* **Direction**: Could you copy every line of the data below verbatim, leaving out the pictures?

* **Given data**:
____

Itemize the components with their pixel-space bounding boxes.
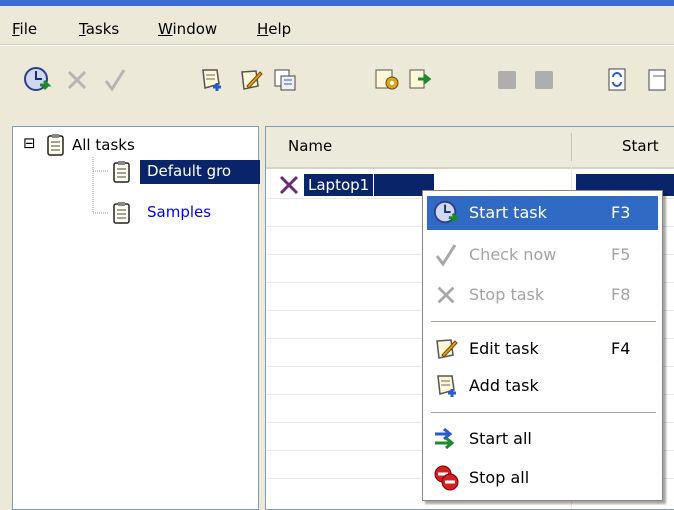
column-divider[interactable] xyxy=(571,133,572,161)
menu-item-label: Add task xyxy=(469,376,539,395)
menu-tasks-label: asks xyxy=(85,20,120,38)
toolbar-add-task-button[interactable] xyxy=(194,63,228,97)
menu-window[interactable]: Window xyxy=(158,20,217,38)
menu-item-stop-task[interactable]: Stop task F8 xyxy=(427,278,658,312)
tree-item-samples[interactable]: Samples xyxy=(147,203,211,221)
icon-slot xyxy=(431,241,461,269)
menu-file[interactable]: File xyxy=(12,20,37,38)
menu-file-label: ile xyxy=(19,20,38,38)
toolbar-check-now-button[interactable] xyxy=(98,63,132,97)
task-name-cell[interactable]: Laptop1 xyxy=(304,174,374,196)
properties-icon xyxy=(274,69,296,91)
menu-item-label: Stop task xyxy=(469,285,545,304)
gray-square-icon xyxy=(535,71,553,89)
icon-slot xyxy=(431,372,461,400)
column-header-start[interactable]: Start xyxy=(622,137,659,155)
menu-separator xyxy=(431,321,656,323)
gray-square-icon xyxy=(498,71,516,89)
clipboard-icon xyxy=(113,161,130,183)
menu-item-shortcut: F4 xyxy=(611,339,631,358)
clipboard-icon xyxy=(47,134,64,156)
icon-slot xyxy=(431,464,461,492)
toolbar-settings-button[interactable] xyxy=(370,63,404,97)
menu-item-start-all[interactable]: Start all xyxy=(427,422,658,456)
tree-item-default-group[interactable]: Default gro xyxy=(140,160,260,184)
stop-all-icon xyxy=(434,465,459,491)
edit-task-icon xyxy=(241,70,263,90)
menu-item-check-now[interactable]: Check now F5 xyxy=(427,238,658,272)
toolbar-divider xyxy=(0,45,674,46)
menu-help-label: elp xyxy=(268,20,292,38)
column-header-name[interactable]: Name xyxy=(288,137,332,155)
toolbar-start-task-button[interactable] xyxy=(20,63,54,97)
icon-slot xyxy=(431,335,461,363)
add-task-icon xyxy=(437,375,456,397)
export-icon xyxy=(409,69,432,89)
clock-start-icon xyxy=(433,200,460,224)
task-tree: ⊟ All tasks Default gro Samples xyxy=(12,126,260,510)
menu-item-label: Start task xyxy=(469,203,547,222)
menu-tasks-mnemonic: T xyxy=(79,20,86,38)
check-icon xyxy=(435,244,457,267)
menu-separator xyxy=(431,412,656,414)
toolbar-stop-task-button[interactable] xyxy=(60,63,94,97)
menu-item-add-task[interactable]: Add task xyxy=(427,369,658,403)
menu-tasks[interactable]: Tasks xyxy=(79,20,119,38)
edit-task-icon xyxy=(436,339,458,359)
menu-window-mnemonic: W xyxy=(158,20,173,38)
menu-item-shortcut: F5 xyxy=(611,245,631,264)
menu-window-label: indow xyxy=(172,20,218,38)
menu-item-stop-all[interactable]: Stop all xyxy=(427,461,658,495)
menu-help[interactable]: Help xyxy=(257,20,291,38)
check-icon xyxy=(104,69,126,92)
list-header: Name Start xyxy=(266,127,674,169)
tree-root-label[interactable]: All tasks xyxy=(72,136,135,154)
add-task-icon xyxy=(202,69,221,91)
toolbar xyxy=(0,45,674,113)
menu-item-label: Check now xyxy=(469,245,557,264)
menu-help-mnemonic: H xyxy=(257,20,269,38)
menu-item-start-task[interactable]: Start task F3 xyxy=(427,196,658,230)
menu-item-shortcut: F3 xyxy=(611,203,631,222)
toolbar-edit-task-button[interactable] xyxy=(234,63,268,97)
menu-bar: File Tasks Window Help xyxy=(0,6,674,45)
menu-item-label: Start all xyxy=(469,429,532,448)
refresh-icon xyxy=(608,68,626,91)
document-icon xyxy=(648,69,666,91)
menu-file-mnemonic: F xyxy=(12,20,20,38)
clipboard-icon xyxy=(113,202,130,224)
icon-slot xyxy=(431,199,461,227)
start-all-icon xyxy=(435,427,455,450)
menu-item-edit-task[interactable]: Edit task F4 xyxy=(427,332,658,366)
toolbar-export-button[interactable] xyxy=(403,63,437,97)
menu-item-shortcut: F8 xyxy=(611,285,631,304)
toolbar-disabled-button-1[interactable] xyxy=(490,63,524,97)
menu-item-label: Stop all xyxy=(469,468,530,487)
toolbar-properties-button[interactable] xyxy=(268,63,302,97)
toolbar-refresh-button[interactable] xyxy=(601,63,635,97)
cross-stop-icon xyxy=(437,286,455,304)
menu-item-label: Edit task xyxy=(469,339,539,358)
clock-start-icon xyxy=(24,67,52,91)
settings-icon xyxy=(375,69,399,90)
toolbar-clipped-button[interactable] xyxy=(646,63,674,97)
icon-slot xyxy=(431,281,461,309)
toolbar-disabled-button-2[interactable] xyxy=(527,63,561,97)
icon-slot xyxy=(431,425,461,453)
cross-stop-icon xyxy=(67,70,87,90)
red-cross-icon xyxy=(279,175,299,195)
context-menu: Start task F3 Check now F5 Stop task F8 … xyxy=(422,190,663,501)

____

* **Output for this task**:
Itemize the components with their pixel-space bounding boxes.
column-divider[interactable] xyxy=(571,133,572,161)
menu-item-label: Add task xyxy=(469,376,539,395)
menu-tasks-label: asks xyxy=(85,20,120,38)
toolbar-add-task-button[interactable] xyxy=(194,63,228,97)
menu-window[interactable]: Window xyxy=(158,20,217,38)
menu-item-stop-task[interactable]: Stop task F8 xyxy=(427,278,658,312)
tree-item-samples[interactable]: Samples xyxy=(147,203,211,221)
icon-slot xyxy=(431,241,461,269)
menu-file[interactable]: File xyxy=(12,20,37,38)
menu-file-label: ile xyxy=(19,20,38,38)
toolbar-check-now-button[interactable] xyxy=(98,63,132,97)
task-name-cell[interactable]: Laptop1 xyxy=(304,174,374,196)
properties-icon xyxy=(274,69,296,91)
menu-item-label: Stop task xyxy=(469,285,545,304)
gray-square-icon xyxy=(535,71,553,89)
icon-slot xyxy=(431,372,461,400)
column-header-start[interactable]: Start xyxy=(622,137,659,155)
menu-separator xyxy=(431,321,656,323)
gray-square-icon xyxy=(498,71,516,89)
clipboard-icon xyxy=(113,161,130,183)
menu-item-shortcut: F4 xyxy=(611,339,631,358)
clipboard-icon xyxy=(47,134,64,156)
icon-slot xyxy=(431,464,461,492)
toolbar-settings-button[interactable] xyxy=(370,63,404,97)
menu-item-start-all[interactable]: Start all xyxy=(427,422,658,456)
tree-item-default-group[interactable]: Default gro xyxy=(140,160,260,184)
stop-all-icon xyxy=(434,465,459,491)
edit-task-icon xyxy=(241,70,263,90)
menu-item-check-now[interactable]: Check now F5 xyxy=(427,238,658,272)
toolbar-divider xyxy=(0,45,674,46)
menu-help-label: elp xyxy=(268,20,292,38)
column-header-name[interactable]: Name xyxy=(288,137,332,155)
toolbar-start-task-button[interactable] xyxy=(20,63,54,97)
icon-slot xyxy=(431,335,461,363)
add-task-icon xyxy=(437,375,456,397)
export-icon xyxy=(409,69,432,89)
clock-start-icon xyxy=(433,200,460,224)
task-tree: ⊟ All tasks Default gro Samples xyxy=(12,126,260,510)
menu-item-label: Start task xyxy=(469,203,547,222)
menu-tasks-mnemonic: T xyxy=(79,20,86,38)
check-icon xyxy=(435,244,457,267)
menu-separator xyxy=(431,412,656,414)
toolbar-stop-task-button[interactable] xyxy=(60,63,94,97)
menu-item-add-task[interactable]: Add task xyxy=(427,369,658,403)
menu-tasks[interactable]: Tasks xyxy=(79,20,119,38)
edit-task-icon xyxy=(436,339,458,359)
menu-window-mnemonic: W xyxy=(158,20,173,38)
menu-item-shortcut: F5 xyxy=(611,245,631,264)
menu-window-label: indow xyxy=(172,20,218,38)
menu-item-stop-all[interactable]: Stop all xyxy=(427,461,658,495)
menu-help[interactable]: Help xyxy=(257,20,291,38)
check-icon xyxy=(104,69,126,92)
list-header: Name Start xyxy=(266,127,674,169)
tree-root-label[interactable]: All tasks xyxy=(72,136,135,154)
add-task-icon xyxy=(202,69,221,91)
toolbar xyxy=(0,45,674,113)
menu-item-label: Check now xyxy=(469,245,557,264)
menu-help-mnemonic: H xyxy=(257,20,269,38)
menu-item-start-task[interactable]: Start task F3 xyxy=(427,196,658,230)
menu-item-shortcut: F3 xyxy=(611,203,631,222)
toolbar-edit-task-button[interactable] xyxy=(234,63,268,97)
menu-bar: File Tasks Window Help xyxy=(0,6,674,45)
menu-item-label: Start all xyxy=(469,429,532,448)
refresh-icon xyxy=(608,68,626,91)
document-icon xyxy=(648,69,666,91)
menu-file-mnemonic: F xyxy=(12,20,20,38)
clipboard-icon xyxy=(113,202,130,224)
icon-slot xyxy=(431,199,461,227)
start-all-icon xyxy=(435,427,455,450)
menu-item-edit-task[interactable]: Edit task F4 xyxy=(427,332,658,366)
toolbar-export-button[interactable] xyxy=(403,63,437,97)
menu-item-shortcut: F8 xyxy=(611,285,631,304)
toolbar-disabled-button-1[interactable] xyxy=(490,63,524,97)
menu-item-label: Stop all xyxy=(469,468,530,487)
toolbar-properties-button[interactable] xyxy=(268,63,302,97)
toolbar-refresh-button[interactable] xyxy=(601,63,635,97)
cross-stop-icon xyxy=(437,286,455,304)
menu-item-label: Edit task xyxy=(469,339,539,358)
clock-start-icon xyxy=(24,67,52,91)
settings-icon xyxy=(375,69,399,90)
toolbar-clipped-button[interactable] xyxy=(646,63,674,97)
icon-slot xyxy=(431,281,461,309)
toolbar-disabled-button-2[interactable] xyxy=(527,63,561,97)
icon-slot xyxy=(431,425,461,453)
cross-stop-icon xyxy=(67,70,87,90)
red-cross-icon xyxy=(279,175,299,195)
context-menu: Start task F3 Check now F5 Stop task F8 … xyxy=(422,190,663,501)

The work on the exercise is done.